» **Given instruction**
Without including the pictures, copy out every line below.

» **Data rows**
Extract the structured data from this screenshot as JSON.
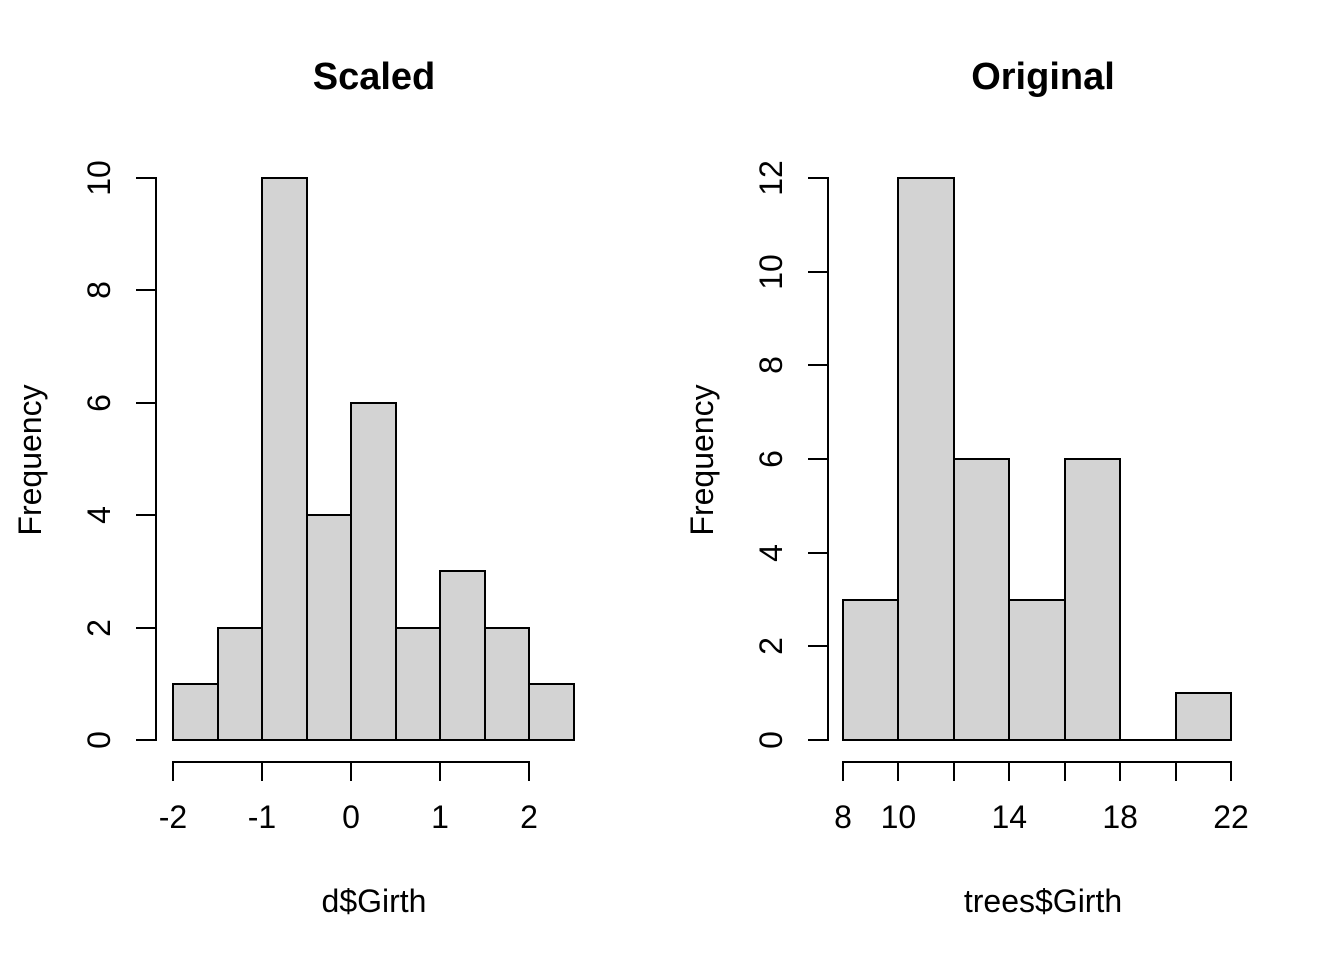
{
  "figure": {
    "background": "#ffffff",
    "text_color": "#000000"
  },
  "chart_data": [
    {
      "type": "bar",
      "subtype": "histogram",
      "title": "Scaled",
      "xlabel": "d$Girth",
      "ylabel": "Frequency",
      "bin_edges": [
        -2,
        -1.5,
        -1,
        -0.5,
        0,
        0.5,
        1,
        1.5,
        2,
        2.5
      ],
      "counts": [
        1,
        2,
        10,
        4,
        6,
        2,
        3,
        2,
        1
      ],
      "x_ticks": [
        -2,
        -1,
        0,
        1,
        2
      ],
      "x_tick_labels": [
        "-2",
        "-1",
        "0",
        "1",
        "2"
      ],
      "y_ticks": [
        0,
        2,
        4,
        6,
        8,
        10
      ],
      "y_tick_labels": [
        "0",
        "2",
        "4",
        "6",
        "8",
        "10"
      ],
      "xlim": [
        -2,
        2.5
      ],
      "ylim": [
        0,
        10
      ],
      "bar_fill": "#d3d3d3",
      "bar_border": "#000000",
      "grid": false,
      "legend": false
    },
    {
      "type": "bar",
      "subtype": "histogram",
      "title": "Original",
      "xlabel": "trees$Girth",
      "ylabel": "Frequency",
      "bin_edges": [
        8,
        10,
        12,
        14,
        16,
        18,
        20,
        22
      ],
      "counts": [
        3,
        12,
        6,
        3,
        6,
        0,
        1
      ],
      "x_ticks": [
        8,
        10,
        12,
        14,
        16,
        18,
        20,
        22
      ],
      "x_tick_labels": [
        "8",
        "10",
        "",
        "14",
        "",
        "18",
        "",
        "22"
      ],
      "y_ticks": [
        0,
        2,
        4,
        6,
        8,
        10,
        12
      ],
      "y_tick_labels": [
        "0",
        "2",
        "4",
        "6",
        "8",
        "10",
        "12"
      ],
      "xlim": [
        8,
        22
      ],
      "ylim": [
        0,
        12
      ],
      "bar_fill": "#d3d3d3",
      "bar_border": "#000000",
      "grid": false,
      "legend": false
    }
  ]
}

» **Solution**
Extract the structured data from this screenshot as JSON.
{
  "figure": {
    "background": "#ffffff",
    "text_color": "#000000"
  },
  "chart_data": [
    {
      "type": "bar",
      "subtype": "histogram",
      "title": "Scaled",
      "xlabel": "d$Girth",
      "ylabel": "Frequency",
      "bin_edges": [
        -2,
        -1.5,
        -1,
        -0.5,
        0,
        0.5,
        1,
        1.5,
        2,
        2.5
      ],
      "counts": [
        1,
        2,
        10,
        4,
        6,
        2,
        3,
        2,
        1
      ],
      "x_ticks": [
        -2,
        -1,
        0,
        1,
        2
      ],
      "x_tick_labels": [
        "-2",
        "-1",
        "0",
        "1",
        "2"
      ],
      "y_ticks": [
        0,
        2,
        4,
        6,
        8,
        10
      ],
      "y_tick_labels": [
        "0",
        "2",
        "4",
        "6",
        "8",
        "10"
      ],
      "xlim": [
        -2,
        2.5
      ],
      "ylim": [
        0,
        10
      ],
      "bar_fill": "#d3d3d3",
      "bar_border": "#000000",
      "grid": false,
      "legend": false
    },
    {
      "type": "bar",
      "subtype": "histogram",
      "title": "Original",
      "xlabel": "trees$Girth",
      "ylabel": "Frequency",
      "bin_edges": [
        8,
        10,
        12,
        14,
        16,
        18,
        20,
        22
      ],
      "counts": [
        3,
        12,
        6,
        3,
        6,
        0,
        1
      ],
      "x_ticks": [
        8,
        10,
        12,
        14,
        16,
        18,
        20,
        22
      ],
      "x_tick_labels": [
        "8",
        "10",
        "",
        "14",
        "",
        "18",
        "",
        "22"
      ],
      "y_ticks": [
        0,
        2,
        4,
        6,
        8,
        10,
        12
      ],
      "y_tick_labels": [
        "0",
        "2",
        "4",
        "6",
        "8",
        "10",
        "12"
      ],
      "xlim": [
        8,
        22
      ],
      "ylim": [
        0,
        12
      ],
      "bar_fill": "#d3d3d3",
      "bar_border": "#000000",
      "grid": false,
      "legend": false
    }
  ]
}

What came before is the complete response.